The request: Repeat the data verbatim.

Data excerpts:
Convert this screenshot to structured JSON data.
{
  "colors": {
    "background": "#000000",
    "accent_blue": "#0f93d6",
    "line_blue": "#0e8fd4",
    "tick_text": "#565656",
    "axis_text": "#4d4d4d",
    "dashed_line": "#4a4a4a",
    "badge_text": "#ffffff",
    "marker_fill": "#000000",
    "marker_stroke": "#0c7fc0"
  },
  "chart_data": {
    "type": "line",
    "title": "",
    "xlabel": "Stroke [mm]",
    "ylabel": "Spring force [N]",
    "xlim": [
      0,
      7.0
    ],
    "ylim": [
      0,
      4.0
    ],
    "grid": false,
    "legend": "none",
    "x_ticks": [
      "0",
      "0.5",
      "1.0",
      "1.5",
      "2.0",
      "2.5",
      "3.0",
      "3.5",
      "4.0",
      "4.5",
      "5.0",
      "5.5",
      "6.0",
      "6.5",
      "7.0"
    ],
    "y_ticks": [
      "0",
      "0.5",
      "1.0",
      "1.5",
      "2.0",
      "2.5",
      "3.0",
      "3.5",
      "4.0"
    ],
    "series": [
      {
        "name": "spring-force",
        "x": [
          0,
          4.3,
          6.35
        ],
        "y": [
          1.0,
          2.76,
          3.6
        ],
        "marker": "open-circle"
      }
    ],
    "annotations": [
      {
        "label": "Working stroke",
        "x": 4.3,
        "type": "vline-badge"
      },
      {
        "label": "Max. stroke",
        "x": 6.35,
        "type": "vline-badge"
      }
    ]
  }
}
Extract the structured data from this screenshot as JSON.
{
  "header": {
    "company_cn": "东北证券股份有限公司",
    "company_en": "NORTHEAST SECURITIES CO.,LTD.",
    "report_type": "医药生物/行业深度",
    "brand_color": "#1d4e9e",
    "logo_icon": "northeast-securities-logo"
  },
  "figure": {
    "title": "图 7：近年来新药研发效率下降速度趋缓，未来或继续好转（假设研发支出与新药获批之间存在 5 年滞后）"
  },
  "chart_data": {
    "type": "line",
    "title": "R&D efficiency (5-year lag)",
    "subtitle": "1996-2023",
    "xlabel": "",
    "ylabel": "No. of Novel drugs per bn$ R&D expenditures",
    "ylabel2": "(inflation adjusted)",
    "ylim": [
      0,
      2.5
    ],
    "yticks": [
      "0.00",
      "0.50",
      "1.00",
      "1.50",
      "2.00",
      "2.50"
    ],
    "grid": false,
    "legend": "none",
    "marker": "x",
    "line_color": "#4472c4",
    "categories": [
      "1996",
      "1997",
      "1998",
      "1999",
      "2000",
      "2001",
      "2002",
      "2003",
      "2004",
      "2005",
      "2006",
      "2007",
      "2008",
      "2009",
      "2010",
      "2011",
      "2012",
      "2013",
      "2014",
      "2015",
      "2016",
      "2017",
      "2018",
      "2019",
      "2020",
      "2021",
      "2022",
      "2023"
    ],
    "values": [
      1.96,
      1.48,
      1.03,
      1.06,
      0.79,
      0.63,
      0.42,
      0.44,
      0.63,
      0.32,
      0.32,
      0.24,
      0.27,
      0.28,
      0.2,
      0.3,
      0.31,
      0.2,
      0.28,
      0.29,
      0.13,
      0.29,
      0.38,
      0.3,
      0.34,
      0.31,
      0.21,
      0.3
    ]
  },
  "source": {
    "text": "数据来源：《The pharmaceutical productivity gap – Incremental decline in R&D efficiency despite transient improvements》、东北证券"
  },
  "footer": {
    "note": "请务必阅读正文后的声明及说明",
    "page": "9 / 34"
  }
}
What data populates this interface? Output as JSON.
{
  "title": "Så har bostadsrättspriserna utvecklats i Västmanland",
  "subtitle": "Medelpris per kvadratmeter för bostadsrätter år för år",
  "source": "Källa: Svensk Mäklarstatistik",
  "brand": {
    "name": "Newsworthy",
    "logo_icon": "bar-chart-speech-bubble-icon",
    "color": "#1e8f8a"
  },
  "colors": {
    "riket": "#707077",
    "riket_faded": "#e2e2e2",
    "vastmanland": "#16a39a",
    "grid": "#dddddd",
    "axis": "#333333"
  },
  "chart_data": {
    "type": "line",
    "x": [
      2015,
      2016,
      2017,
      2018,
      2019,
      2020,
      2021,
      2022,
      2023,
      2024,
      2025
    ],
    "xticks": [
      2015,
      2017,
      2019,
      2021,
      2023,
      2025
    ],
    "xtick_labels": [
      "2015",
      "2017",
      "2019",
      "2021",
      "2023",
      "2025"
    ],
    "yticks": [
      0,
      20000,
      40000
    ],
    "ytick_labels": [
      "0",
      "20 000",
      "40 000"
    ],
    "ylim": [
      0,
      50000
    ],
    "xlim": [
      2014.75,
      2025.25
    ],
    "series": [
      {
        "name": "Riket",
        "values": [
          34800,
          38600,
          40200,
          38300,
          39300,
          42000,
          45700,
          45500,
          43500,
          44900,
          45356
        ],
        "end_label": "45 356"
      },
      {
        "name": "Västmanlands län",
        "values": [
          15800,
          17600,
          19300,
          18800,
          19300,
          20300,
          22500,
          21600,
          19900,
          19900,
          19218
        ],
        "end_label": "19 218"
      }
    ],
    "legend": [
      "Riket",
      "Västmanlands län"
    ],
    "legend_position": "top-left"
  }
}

The response:
Convert this screenshot to structured JSON data.
{
  "colors": {
    "background": "#000000",
    "accent_blue": "#0f93d6",
    "line_blue": "#0e8fd4",
    "tick_text": "#565656",
    "axis_text": "#4d4d4d",
    "dashed_line": "#4a4a4a",
    "badge_text": "#ffffff",
    "marker_fill": "#000000",
    "marker_stroke": "#0c7fc0"
  },
  "chart_data": {
    "type": "line",
    "title": "",
    "xlabel": "Stroke [mm]",
    "ylabel": "Spring force [N]",
    "xlim": [
      0,
      7.0
    ],
    "ylim": [
      0,
      4.0
    ],
    "grid": false,
    "legend": "none",
    "x_ticks": [
      "0",
      "0.5",
      "1.0",
      "1.5",
      "2.0",
      "2.5",
      "3.0",
      "3.5",
      "4.0",
      "4.5",
      "5.0",
      "5.5",
      "6.0",
      "6.5",
      "7.0"
    ],
    "y_ticks": [
      "0",
      "0.5",
      "1.0",
      "1.5",
      "2.0",
      "2.5",
      "3.0",
      "3.5",
      "4.0"
    ],
    "series": [
      {
        "name": "spring-force",
        "x": [
          0,
          4.3,
          6.35
        ],
        "y": [
          1.0,
          2.76,
          3.6
        ],
        "marker": "open-circle"
      }
    ],
    "annotations": [
      {
        "label": "Working stroke",
        "x": 4.3,
        "type": "vline-badge"
      },
      {
        "label": "Max. stroke",
        "x": 6.35,
        "type": "vline-badge"
      }
    ]
  }
}
Extract the structured data from this screenshot as JSON.
{
  "header": {
    "company_cn": "东北证券股份有限公司",
    "company_en": "NORTHEAST SECURITIES CO.,LTD.",
    "report_type": "医药生物/行业深度",
    "brand_color": "#1d4e9e",
    "logo_icon": "northeast-securities-logo"
  },
  "figure": {
    "title": "图 7：近年来新药研发效率下降速度趋缓，未来或继续好转（假设研发支出与新药获批之间存在 5 年滞后）"
  },
  "chart_data": {
    "type": "line",
    "title": "R&D efficiency (5-year lag)",
    "subtitle": "1996-2023",
    "xlabel": "",
    "ylabel": "No. of Novel drugs per bn$ R&D expenditures",
    "ylabel2": "(inflation adjusted)",
    "ylim": [
      0,
      2.5
    ],
    "yticks": [
      "0.00",
      "0.50",
      "1.00",
      "1.50",
      "2.00",
      "2.50"
    ],
    "grid": false,
    "legend": "none",
    "marker": "x",
    "line_color": "#4472c4",
    "categories": [
      "1996",
      "1997",
      "1998",
      "1999",
      "2000",
      "2001",
      "2002",
      "2003",
      "2004",
      "2005",
      "2006",
      "2007",
      "2008",
      "2009",
      "2010",
      "2011",
      "2012",
      "2013",
      "2014",
      "2015",
      "2016",
      "2017",
      "2018",
      "2019",
      "2020",
      "2021",
      "2022",
      "2023"
    ],
    "values": [
      1.96,
      1.48,
      1.03,
      1.06,
      0.79,
      0.63,
      0.42,
      0.44,
      0.63,
      0.32,
      0.32,
      0.24,
      0.27,
      0.28,
      0.2,
      0.3,
      0.31,
      0.2,
      0.28,
      0.29,
      0.13,
      0.29,
      0.38,
      0.3,
      0.34,
      0.31,
      0.21,
      0.3
    ]
  },
  "source": {
    "text": "数据来源：《The pharmaceutical productivity gap – Incremental decline in R&D efficiency despite transient improvements》、东北证券"
  },
  "footer": {
    "note": "请务必阅读正文后的声明及说明",
    "page": "9 / 34"
  }
}
What data populates this interface? Output as JSON.
{
  "title": "Så har bostadsrättspriserna utvecklats i Västmanland",
  "subtitle": "Medelpris per kvadratmeter för bostadsrätter år för år",
  "source": "Källa: Svensk Mäklarstatistik",
  "brand": {
    "name": "Newsworthy",
    "logo_icon": "bar-chart-speech-bubble-icon",
    "color": "#1e8f8a"
  },
  "colors": {
    "riket": "#707077",
    "riket_faded": "#e2e2e2",
    "vastmanland": "#16a39a",
    "grid": "#dddddd",
    "axis": "#333333"
  },
  "chart_data": {
    "type": "line",
    "x": [
      2015,
      2016,
      2017,
      2018,
      2019,
      2020,
      2021,
      2022,
      2023,
      2024,
      2025
    ],
    "xticks": [
      2015,
      2017,
      2019,
      2021,
      2023,
      2025
    ],
    "xtick_labels": [
      "2015",
      "2017",
      "2019",
      "2021",
      "2023",
      "2025"
    ],
    "yticks": [
      0,
      20000,
      40000
    ],
    "ytick_labels": [
      "0",
      "20 000",
      "40 000"
    ],
    "ylim": [
      0,
      50000
    ],
    "xlim": [
      2014.75,
      2025.25
    ],
    "series": [
      {
        "name": "Riket",
        "values": [
          34800,
          38600,
          40200,
          38300,
          39300,
          42000,
          45700,
          45500,
          43500,
          44900,
          45356
        ],
        "end_label": "45 356"
      },
      {
        "name": "Västmanlands län",
        "values": [
          15800,
          17600,
          19300,
          18800,
          19300,
          20300,
          22500,
          21600,
          19900,
          19900,
          19218
        ],
        "end_label": "19 218"
      }
    ],
    "legend": [
      "Riket",
      "Västmanlands län"
    ],
    "legend_position": "top-left"
  }
}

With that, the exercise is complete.